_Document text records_

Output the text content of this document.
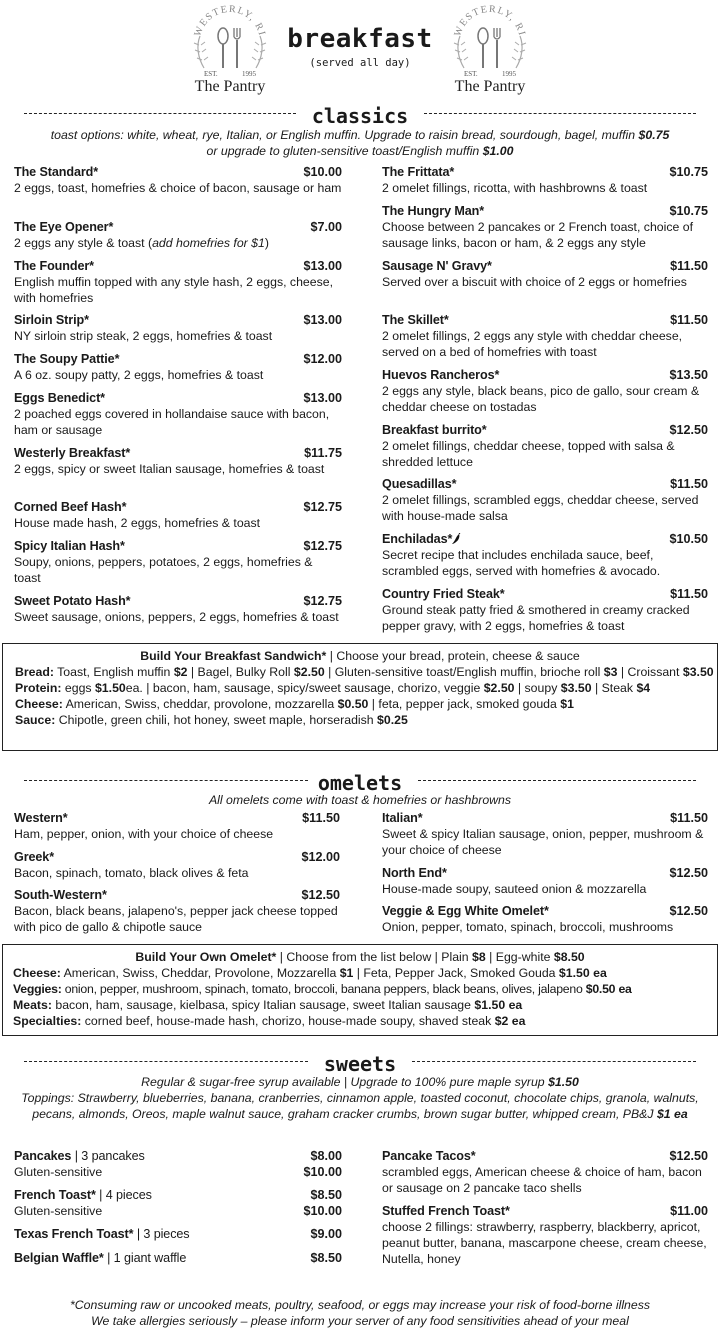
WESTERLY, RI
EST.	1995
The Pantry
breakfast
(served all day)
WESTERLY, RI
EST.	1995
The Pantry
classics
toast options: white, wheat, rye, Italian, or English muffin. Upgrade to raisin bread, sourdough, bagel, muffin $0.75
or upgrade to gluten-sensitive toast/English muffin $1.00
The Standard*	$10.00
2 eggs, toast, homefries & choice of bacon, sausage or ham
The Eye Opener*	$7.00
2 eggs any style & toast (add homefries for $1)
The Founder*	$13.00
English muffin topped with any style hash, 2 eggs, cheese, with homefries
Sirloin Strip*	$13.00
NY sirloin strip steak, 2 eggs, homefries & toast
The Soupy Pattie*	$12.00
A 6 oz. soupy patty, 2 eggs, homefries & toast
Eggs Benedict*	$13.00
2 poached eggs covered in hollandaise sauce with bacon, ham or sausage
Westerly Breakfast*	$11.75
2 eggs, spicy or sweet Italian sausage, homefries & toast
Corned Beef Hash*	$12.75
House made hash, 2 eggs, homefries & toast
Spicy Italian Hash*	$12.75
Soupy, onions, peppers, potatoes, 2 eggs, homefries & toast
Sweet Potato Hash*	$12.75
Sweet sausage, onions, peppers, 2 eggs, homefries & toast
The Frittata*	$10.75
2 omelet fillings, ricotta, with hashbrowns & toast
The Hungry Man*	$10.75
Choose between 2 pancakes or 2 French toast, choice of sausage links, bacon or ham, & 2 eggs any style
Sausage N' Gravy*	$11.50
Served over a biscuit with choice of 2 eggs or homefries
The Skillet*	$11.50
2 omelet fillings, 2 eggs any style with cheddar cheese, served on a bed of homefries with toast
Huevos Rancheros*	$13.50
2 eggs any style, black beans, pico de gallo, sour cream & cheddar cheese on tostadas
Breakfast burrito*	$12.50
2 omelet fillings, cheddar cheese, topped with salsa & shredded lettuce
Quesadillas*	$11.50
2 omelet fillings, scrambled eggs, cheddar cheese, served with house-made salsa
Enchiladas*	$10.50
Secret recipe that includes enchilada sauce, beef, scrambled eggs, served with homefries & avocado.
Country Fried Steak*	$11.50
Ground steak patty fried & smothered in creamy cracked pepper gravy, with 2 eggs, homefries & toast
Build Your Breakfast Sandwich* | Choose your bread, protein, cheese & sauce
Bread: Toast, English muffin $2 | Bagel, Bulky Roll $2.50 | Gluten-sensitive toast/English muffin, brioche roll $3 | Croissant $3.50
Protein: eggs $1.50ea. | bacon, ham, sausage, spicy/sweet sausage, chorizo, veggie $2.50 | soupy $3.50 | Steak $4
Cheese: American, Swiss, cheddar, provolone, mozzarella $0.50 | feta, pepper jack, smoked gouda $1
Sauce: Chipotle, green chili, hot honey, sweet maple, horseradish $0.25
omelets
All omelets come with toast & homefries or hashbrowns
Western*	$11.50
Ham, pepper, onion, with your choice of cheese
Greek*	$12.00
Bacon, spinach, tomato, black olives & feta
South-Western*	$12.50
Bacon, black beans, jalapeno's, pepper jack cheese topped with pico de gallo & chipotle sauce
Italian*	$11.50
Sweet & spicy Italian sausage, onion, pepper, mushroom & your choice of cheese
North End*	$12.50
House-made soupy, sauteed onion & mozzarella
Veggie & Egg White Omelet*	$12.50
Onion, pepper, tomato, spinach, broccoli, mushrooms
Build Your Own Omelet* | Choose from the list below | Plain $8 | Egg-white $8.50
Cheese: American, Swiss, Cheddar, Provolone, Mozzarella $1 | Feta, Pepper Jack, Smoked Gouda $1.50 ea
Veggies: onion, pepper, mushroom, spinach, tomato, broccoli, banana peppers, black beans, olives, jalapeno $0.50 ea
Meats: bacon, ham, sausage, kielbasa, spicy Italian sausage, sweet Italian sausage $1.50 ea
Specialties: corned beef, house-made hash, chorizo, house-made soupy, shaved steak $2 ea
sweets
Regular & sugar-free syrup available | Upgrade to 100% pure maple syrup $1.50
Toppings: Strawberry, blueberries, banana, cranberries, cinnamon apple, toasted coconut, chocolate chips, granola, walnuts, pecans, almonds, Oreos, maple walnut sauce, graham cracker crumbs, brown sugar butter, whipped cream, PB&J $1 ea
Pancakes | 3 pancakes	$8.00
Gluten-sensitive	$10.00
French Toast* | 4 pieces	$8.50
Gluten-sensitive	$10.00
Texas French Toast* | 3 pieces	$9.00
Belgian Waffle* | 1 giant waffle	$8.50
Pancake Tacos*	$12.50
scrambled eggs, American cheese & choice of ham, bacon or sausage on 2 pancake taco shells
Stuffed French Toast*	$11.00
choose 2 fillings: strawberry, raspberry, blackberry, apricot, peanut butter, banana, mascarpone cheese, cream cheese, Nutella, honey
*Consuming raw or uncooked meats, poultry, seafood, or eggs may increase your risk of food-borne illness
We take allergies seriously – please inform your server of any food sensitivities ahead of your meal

_ABOUT THIS EXERCISE_
Your task is to reproduce every record exactly while omitting the pictures.

_TASK SOLUTION_
Output the text content of this document.
WESTERLY, RI
EST.	1995
The Pantry
breakfast
(served all day)
WESTERLY, RI
EST.	1995
The Pantry
classics
toast options: white, wheat, rye, Italian, or English muffin. Upgrade to raisin bread, sourdough, bagel, muffin $0.75
or upgrade to gluten-sensitive toast/English muffin $1.00
The Standard*	$10.00
2 eggs, toast, homefries & choice of bacon, sausage or ham
The Eye Opener*	$7.00
2 eggs any style & toast (add homefries for $1)
The Founder*	$13.00
English muffin topped with any style hash, 2 eggs, cheese, with homefries
Sirloin Strip*	$13.00
NY sirloin strip steak, 2 eggs, homefries & toast
The Soupy Pattie*	$12.00
A 6 oz. soupy patty, 2 eggs, homefries & toast
Eggs Benedict*	$13.00
2 poached eggs covered in hollandaise sauce with bacon, ham or sausage
Westerly Breakfast*	$11.75
2 eggs, spicy or sweet Italian sausage, homefries & toast
Corned Beef Hash*	$12.75
House made hash, 2 eggs, homefries & toast
Spicy Italian Hash*	$12.75
Soupy, onions, peppers, potatoes, 2 eggs, homefries & toast
Sweet Potato Hash*	$12.75
Sweet sausage, onions, peppers, 2 eggs, homefries & toast
The Frittata*	$10.75
2 omelet fillings, ricotta, with hashbrowns & toast
The Hungry Man*	$10.75
Choose between 2 pancakes or 2 French toast, choice of sausage links, bacon or ham, & 2 eggs any style
Sausage N' Gravy*	$11.50
Served over a biscuit with choice of 2 eggs or homefries
The Skillet*	$11.50
2 omelet fillings, 2 eggs any style with cheddar cheese, served on a bed of homefries with toast
Huevos Rancheros*	$13.50
2 eggs any style, black beans, pico de gallo, sour cream & cheddar cheese on tostadas
Breakfast burrito*	$12.50
2 omelet fillings, cheddar cheese, topped with salsa & shredded lettuce
Quesadillas*	$11.50
2 omelet fillings, scrambled eggs, cheddar cheese, served with house-made salsa
Enchiladas*	$10.50
Secret recipe that includes enchilada sauce, beef, scrambled eggs, served with homefries & avocado.
Country Fried Steak*	$11.50
Ground steak patty fried & smothered in creamy cracked pepper gravy, with 2 eggs, homefries & toast
Build Your Breakfast Sandwich* | Choose your bread, protein, cheese & sauce
Bread: Toast, English muffin $2 | Bagel, Bulky Roll $2.50 | Gluten-sensitive toast/English muffin, brioche roll $3 | Croissant $3.50
Protein: eggs $1.50ea. | bacon, ham, sausage, spicy/sweet sausage, chorizo, veggie $2.50 | soupy $3.50 | Steak $4
Cheese: American, Swiss, cheddar, provolone, mozzarella $0.50 | feta, pepper jack, smoked gouda $1
Sauce: Chipotle, green chili, hot honey, sweet maple, horseradish $0.25
omelets
All omelets come with toast & homefries or hashbrowns
Western*	$11.50
Ham, pepper, onion, with your choice of cheese
Greek*	$12.00
Bacon, spinach, tomato, black olives & feta
South-Western*	$12.50
Bacon, black beans, jalapeno's, pepper jack cheese topped with pico de gallo & chipotle sauce
Italian*	$11.50
Sweet & spicy Italian sausage, onion, pepper, mushroom & your choice of cheese
North End*	$12.50
House-made soupy, sauteed onion & mozzarella
Veggie & Egg White Omelet*	$12.50
Onion, pepper, tomato, spinach, broccoli, mushrooms
Build Your Own Omelet* | Choose from the list below | Plain $8 | Egg-white $8.50
Cheese: American, Swiss, Cheddar, Provolone, Mozzarella $1 | Feta, Pepper Jack, Smoked Gouda $1.50 ea
Veggies: onion, pepper, mushroom, spinach, tomato, broccoli, banana peppers, black beans, olives, jalapeno $0.50 ea
Meats: bacon, ham, sausage, kielbasa, spicy Italian sausage, sweet Italian sausage $1.50 ea
Specialties: corned beef, house-made hash, chorizo, house-made soupy, shaved steak $2 ea
sweets
Regular & sugar-free syrup available | Upgrade to 100% pure maple syrup $1.50
Toppings: Strawberry, blueberries, banana, cranberries, cinnamon apple, toasted coconut, chocolate chips, granola, walnuts, pecans, almonds, Oreos, maple walnut sauce, graham cracker crumbs, brown sugar butter, whipped cream, PB&J $1 ea
Pancakes | 3 pancakes	$8.00
Gluten-sensitive	$10.00
French Toast* | 4 pieces	$8.50
Gluten-sensitive	$10.00
Texas French Toast* | 3 pieces	$9.00
Belgian Waffle* | 1 giant waffle	$8.50
Pancake Tacos*	$12.50
scrambled eggs, American cheese & choice of ham, bacon or sausage on 2 pancake taco shells
Stuffed French Toast*	$11.00
choose 2 fillings: strawberry, raspberry, blackberry, apricot, peanut butter, banana, mascarpone cheese, cream cheese, Nutella, honey
*Consuming raw or uncooked meats, poultry, seafood, or eggs may increase your risk of food-borne illness
We take allergies seriously – please inform your server of any food sensitivities ahead of your meal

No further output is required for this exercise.